__Set problem__. From the material below, list every line containing "края".

__Extracted records__.
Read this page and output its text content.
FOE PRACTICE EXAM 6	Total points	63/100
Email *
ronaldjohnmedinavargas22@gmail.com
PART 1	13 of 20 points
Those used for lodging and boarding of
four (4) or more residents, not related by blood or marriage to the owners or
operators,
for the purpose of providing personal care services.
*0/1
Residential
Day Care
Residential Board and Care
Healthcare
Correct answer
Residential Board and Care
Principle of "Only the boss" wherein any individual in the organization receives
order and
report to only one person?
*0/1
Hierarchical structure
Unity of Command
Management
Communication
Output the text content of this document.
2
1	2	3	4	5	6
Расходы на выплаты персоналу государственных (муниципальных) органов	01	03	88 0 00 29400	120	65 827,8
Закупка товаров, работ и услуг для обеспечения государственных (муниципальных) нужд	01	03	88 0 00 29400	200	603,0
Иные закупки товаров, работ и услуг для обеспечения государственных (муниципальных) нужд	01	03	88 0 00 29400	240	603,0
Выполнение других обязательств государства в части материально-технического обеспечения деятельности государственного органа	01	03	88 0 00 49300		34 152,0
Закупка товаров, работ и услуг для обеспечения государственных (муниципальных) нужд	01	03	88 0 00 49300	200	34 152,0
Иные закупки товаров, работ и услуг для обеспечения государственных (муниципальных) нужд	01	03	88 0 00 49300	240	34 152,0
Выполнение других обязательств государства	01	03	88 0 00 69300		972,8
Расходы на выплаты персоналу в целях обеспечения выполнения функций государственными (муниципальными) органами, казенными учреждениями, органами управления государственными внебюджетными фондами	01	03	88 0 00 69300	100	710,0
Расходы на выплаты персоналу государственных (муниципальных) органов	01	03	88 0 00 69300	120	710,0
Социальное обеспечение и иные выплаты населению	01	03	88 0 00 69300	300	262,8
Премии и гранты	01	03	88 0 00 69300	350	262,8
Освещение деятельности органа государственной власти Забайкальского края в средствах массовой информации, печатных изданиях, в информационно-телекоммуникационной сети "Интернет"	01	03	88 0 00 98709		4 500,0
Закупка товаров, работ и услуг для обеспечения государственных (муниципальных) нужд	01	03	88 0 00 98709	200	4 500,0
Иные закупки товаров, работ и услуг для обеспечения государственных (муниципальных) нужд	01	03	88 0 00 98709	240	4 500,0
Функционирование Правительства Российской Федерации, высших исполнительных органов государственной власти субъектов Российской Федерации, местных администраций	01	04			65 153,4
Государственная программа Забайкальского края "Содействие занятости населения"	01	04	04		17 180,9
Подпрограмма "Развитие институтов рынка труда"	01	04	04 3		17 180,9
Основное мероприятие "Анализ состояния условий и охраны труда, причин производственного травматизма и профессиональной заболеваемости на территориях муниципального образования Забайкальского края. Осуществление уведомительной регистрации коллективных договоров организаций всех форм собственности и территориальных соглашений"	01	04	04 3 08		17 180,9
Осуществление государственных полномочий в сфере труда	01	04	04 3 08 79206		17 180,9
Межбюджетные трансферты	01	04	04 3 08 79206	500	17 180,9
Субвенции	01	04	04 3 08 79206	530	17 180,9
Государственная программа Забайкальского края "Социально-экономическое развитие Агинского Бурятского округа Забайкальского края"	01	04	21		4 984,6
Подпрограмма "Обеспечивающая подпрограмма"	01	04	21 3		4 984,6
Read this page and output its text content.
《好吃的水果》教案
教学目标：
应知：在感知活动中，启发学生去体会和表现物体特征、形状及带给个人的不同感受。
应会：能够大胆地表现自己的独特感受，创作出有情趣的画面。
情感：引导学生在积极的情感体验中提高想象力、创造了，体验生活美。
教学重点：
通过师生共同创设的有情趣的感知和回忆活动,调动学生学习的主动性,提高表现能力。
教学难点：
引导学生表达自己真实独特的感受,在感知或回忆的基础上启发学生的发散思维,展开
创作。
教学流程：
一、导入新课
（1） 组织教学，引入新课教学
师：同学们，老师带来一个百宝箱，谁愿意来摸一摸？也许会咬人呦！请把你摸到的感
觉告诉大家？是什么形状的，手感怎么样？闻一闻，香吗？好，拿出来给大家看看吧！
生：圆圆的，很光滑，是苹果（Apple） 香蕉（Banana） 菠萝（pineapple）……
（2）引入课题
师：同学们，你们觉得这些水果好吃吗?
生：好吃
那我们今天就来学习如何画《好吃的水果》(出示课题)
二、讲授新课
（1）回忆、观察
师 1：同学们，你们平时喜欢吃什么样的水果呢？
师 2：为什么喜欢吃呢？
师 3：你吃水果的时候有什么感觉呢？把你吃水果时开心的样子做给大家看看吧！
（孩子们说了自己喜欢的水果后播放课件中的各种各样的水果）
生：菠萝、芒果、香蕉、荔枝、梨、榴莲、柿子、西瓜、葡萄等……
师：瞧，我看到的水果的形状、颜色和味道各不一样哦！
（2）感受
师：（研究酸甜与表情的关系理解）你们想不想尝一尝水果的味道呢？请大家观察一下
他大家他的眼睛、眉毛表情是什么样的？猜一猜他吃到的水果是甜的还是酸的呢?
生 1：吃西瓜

__Result__.
Освещение деятельности органа государственной власти Забайкальского края в средствах массовой информации, печатных изданиях, в информационно-телекоммуникационной сети "Интернет"	01	03	88 0 00 98709		4 500,0
Государственная программа Забайкальского края "Содействие занятости населения"	01	04	04		17 180,9
Основное мероприятие "Анализ состояния условий и охраны труда, причин производственного травматизма и профессиональной заболеваемости на территориях муниципального образования Забайкальского края. Осуществление уведомительной регистрации коллективных договоров организаций всех форм собственности и территориальных соглашений"	01	04	04 3 08		17 180,9
Государственная программа Забайкальского края "Социально-экономическое развитие Агинского Бурятского округа Забайкальского края"	01	04	21		4 984,6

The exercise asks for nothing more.